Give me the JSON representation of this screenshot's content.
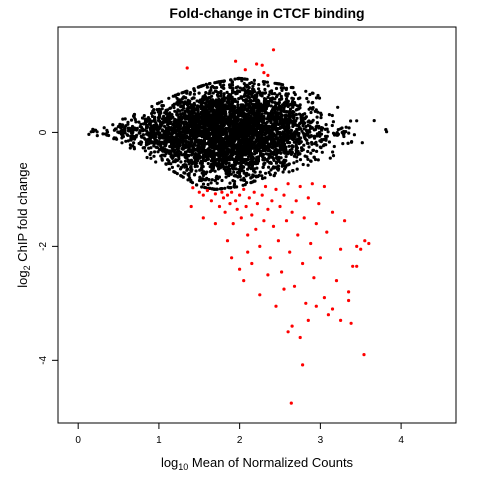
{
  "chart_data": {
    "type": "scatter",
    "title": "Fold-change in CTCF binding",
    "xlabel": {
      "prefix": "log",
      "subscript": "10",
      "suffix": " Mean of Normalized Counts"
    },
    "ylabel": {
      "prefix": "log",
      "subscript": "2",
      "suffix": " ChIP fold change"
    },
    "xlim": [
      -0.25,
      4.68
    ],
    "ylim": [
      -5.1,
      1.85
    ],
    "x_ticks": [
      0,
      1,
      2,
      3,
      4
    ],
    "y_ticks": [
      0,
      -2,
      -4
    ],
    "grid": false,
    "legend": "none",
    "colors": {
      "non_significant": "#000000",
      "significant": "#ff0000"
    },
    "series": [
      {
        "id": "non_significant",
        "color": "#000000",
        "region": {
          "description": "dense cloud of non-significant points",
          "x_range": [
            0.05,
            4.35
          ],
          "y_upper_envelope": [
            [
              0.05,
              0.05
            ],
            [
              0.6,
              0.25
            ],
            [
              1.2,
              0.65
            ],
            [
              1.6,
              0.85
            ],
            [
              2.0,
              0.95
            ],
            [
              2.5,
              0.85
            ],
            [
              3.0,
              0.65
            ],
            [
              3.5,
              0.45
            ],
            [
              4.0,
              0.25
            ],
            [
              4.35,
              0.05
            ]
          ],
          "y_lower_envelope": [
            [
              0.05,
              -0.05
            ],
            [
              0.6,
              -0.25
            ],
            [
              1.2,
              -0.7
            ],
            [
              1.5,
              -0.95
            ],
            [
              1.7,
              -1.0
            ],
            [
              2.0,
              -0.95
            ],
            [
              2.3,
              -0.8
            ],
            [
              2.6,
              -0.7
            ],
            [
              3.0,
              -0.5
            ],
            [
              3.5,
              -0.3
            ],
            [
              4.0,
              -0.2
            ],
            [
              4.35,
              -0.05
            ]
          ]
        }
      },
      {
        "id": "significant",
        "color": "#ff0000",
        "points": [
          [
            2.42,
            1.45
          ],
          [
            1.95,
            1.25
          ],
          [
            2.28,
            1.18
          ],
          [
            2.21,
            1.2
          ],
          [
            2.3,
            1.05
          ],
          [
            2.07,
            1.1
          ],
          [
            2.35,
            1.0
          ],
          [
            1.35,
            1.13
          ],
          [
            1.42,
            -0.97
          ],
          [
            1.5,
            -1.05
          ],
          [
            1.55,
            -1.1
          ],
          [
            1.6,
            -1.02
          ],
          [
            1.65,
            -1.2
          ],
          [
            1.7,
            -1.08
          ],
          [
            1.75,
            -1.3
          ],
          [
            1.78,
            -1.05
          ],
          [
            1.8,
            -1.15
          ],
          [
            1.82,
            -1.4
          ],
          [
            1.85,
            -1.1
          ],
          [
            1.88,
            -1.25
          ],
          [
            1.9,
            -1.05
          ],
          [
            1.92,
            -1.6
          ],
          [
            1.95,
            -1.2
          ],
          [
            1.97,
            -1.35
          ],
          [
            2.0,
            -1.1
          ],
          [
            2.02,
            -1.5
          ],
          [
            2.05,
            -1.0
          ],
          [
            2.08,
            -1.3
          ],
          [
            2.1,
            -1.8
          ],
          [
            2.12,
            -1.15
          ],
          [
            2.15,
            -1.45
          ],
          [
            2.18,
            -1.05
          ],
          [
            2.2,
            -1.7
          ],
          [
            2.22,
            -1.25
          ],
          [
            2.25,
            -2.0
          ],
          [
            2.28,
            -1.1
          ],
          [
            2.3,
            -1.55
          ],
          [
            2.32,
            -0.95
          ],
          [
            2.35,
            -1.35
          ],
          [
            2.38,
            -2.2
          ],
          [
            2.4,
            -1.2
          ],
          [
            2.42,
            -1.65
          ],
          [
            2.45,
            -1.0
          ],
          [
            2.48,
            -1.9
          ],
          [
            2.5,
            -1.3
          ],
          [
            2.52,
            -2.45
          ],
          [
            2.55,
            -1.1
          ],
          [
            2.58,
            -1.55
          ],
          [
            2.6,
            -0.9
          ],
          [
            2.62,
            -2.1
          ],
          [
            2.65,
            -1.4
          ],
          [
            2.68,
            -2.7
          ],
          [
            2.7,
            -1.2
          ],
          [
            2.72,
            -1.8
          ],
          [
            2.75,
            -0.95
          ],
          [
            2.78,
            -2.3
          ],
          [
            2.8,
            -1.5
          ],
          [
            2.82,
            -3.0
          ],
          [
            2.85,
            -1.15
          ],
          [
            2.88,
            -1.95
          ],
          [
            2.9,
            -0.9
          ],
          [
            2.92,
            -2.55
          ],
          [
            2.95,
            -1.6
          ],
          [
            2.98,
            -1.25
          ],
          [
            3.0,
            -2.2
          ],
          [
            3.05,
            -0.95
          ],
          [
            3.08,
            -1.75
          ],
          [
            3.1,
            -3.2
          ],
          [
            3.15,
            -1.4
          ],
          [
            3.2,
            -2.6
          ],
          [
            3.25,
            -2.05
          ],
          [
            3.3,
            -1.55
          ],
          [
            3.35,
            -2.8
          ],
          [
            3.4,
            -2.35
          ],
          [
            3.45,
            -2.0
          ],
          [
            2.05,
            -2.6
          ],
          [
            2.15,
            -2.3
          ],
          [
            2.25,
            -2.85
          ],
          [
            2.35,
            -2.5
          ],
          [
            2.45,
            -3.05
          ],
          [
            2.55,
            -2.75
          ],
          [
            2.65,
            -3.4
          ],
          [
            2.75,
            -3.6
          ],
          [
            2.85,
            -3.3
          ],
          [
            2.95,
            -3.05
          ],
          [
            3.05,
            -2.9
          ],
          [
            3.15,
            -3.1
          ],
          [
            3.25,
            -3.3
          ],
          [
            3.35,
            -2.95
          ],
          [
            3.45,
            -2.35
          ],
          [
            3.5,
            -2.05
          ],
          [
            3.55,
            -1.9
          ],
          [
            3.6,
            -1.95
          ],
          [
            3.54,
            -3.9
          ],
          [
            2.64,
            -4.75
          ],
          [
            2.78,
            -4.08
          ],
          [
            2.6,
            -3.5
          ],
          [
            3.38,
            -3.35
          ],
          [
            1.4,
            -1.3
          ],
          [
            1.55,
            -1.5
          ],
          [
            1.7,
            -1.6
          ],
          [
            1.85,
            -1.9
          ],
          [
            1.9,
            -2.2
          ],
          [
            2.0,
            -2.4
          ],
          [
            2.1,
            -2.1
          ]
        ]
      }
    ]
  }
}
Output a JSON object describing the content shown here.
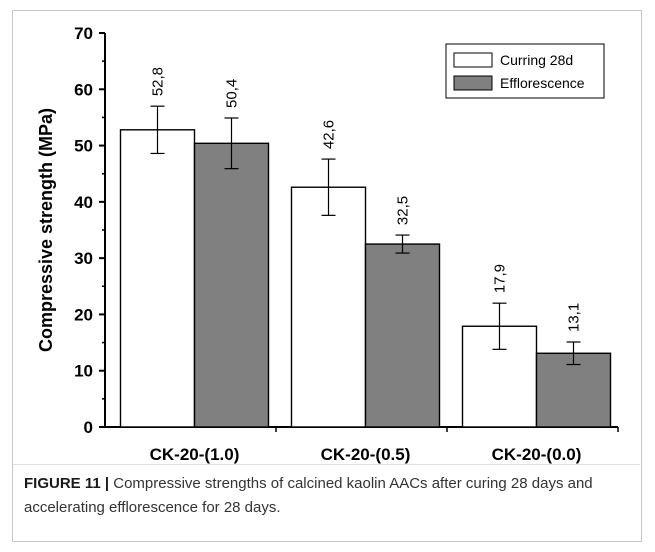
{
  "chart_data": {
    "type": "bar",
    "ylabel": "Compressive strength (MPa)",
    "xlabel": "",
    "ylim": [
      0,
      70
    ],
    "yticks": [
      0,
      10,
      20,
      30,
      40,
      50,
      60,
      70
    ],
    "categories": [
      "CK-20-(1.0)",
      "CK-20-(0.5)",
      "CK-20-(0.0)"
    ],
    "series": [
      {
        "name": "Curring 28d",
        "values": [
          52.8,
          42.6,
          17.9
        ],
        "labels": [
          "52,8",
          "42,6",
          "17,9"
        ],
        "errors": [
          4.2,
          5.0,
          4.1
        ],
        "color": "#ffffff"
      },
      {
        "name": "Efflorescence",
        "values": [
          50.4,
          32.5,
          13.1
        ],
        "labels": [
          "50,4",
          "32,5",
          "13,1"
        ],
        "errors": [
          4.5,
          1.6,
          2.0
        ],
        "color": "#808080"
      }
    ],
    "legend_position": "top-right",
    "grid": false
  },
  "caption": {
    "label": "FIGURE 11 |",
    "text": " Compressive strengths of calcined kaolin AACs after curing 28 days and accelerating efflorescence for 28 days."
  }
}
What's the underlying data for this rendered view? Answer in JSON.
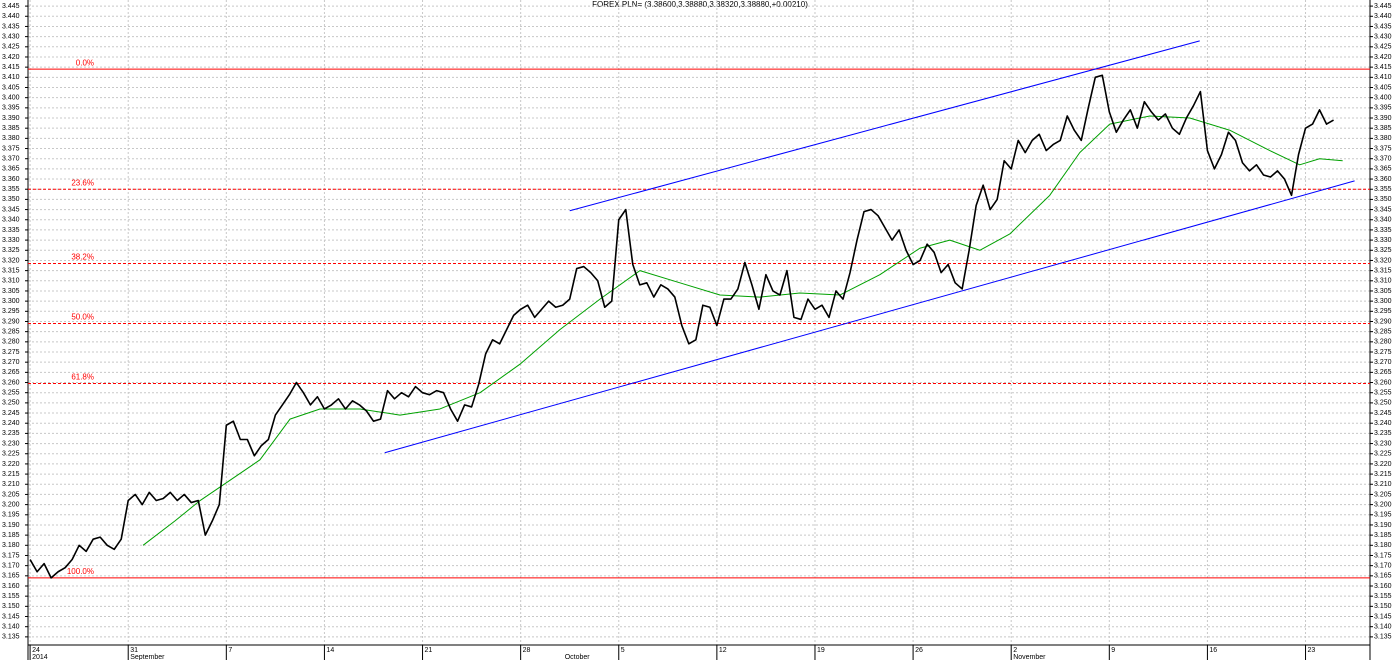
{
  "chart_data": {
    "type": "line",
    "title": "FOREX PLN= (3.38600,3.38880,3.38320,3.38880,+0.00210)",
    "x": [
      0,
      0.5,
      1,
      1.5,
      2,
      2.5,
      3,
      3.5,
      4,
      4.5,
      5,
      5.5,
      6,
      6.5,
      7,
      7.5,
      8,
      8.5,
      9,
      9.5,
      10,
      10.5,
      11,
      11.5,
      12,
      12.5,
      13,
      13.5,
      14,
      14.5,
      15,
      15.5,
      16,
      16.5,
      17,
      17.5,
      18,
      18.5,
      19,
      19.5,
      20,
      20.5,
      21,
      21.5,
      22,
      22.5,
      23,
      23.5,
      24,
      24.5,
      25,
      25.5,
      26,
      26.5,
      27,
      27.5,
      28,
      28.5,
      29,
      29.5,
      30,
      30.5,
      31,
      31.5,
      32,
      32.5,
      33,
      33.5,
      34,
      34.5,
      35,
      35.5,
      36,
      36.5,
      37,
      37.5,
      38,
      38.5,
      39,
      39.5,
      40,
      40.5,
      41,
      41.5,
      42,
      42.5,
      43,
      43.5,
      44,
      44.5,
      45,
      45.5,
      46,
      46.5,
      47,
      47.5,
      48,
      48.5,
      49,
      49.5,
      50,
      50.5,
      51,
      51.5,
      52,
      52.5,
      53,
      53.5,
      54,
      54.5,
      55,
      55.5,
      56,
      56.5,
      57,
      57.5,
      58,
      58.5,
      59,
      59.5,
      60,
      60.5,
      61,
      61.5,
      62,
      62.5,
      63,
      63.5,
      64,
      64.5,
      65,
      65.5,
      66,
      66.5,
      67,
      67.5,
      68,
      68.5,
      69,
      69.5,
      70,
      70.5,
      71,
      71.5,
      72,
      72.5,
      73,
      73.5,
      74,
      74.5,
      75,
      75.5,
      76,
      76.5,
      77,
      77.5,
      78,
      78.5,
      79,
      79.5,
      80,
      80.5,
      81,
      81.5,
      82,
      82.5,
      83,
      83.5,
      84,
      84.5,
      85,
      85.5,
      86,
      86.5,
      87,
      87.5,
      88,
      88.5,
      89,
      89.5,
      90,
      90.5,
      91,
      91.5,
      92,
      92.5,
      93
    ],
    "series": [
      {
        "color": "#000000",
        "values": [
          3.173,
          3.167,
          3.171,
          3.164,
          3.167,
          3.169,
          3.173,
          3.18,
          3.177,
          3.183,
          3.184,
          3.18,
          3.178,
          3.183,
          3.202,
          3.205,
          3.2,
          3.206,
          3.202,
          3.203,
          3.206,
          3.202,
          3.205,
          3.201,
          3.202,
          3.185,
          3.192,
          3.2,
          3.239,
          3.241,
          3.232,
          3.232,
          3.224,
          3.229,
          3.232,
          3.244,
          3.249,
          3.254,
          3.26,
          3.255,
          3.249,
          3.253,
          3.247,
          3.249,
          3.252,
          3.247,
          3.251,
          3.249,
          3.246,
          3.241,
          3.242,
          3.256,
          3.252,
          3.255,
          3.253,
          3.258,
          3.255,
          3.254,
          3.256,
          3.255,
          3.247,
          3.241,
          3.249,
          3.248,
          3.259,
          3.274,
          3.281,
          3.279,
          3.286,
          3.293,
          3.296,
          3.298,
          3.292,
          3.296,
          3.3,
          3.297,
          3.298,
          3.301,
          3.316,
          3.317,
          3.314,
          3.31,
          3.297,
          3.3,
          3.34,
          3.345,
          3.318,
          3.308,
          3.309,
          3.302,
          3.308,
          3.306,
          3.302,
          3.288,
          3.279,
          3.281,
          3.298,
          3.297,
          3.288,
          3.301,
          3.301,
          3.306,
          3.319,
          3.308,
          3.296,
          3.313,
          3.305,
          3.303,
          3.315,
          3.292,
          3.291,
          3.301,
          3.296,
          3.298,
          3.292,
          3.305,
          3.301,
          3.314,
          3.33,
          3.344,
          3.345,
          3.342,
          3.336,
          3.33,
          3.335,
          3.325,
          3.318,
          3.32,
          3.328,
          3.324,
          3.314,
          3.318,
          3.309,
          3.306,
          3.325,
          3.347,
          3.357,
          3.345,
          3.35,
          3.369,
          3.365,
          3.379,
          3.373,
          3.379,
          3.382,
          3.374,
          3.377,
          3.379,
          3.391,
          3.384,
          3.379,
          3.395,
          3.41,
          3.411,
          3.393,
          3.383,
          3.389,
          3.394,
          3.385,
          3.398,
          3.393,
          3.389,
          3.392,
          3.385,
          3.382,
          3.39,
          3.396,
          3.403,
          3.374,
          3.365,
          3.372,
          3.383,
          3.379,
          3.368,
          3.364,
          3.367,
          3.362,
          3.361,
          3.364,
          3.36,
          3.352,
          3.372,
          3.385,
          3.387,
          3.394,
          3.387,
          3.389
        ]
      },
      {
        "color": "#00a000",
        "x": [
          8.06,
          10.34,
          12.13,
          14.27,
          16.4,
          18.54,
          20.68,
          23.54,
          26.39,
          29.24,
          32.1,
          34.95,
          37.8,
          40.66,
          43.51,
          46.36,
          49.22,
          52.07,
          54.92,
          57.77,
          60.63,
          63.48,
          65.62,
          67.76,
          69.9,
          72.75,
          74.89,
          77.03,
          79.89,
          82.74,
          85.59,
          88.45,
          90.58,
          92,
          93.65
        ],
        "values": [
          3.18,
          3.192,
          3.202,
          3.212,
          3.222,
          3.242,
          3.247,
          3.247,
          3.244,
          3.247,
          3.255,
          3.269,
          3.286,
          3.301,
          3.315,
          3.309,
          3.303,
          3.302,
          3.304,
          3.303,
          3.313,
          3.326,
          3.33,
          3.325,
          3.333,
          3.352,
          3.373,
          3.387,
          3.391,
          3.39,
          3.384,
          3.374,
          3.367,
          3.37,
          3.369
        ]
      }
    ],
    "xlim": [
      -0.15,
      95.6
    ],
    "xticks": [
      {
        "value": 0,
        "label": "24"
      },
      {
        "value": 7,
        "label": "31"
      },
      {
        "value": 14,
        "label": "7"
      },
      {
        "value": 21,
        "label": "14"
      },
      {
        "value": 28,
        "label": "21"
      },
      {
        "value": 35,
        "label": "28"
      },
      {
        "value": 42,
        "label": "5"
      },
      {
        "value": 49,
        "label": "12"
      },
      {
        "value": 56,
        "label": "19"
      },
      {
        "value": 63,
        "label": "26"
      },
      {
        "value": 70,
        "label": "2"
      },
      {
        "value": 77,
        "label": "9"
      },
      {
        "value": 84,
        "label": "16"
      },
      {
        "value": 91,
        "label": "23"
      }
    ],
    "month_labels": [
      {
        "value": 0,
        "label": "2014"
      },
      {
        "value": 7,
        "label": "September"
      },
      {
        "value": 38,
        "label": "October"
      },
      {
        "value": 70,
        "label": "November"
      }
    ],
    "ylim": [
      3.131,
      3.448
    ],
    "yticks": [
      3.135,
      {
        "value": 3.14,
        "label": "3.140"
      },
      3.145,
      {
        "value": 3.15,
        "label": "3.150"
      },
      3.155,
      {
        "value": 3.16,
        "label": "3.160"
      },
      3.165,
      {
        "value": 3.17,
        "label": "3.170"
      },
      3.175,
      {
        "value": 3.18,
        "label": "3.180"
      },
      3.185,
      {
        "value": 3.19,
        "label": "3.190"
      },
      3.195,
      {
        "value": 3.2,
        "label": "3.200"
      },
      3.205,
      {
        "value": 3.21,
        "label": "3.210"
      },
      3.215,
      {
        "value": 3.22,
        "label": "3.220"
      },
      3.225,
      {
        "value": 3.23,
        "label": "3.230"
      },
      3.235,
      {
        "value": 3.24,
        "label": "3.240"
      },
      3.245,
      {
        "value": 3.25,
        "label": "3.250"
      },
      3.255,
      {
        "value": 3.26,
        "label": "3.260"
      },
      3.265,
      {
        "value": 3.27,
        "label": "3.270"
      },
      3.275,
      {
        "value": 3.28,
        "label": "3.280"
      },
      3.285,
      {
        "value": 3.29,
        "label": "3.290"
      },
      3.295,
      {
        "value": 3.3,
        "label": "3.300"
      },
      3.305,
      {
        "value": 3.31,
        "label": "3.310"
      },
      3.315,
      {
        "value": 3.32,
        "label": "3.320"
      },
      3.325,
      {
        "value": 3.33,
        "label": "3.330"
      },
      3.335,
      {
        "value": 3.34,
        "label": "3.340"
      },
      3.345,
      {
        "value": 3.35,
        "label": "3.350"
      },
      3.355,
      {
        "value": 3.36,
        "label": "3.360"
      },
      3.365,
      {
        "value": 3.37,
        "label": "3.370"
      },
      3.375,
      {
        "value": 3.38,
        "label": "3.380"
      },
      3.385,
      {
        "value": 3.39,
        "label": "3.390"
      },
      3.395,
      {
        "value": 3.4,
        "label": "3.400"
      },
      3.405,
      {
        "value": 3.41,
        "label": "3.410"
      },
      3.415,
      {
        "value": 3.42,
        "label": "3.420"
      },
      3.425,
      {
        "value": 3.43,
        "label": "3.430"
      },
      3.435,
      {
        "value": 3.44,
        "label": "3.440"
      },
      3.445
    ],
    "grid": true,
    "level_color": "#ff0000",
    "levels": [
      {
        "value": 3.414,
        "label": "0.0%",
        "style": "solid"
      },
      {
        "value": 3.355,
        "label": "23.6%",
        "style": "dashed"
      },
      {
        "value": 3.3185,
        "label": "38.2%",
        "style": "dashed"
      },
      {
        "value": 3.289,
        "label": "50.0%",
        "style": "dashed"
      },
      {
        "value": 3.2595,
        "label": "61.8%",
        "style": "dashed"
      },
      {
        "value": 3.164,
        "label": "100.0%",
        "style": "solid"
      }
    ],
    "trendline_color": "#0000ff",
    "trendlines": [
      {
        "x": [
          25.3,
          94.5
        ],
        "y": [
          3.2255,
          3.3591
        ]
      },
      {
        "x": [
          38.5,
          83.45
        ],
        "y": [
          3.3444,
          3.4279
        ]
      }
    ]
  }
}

Task directions »
Search the lines for "points". Copy each line that has it.

Exercise answer »
          "description": "dense cloud of non-significant points",
        "points": [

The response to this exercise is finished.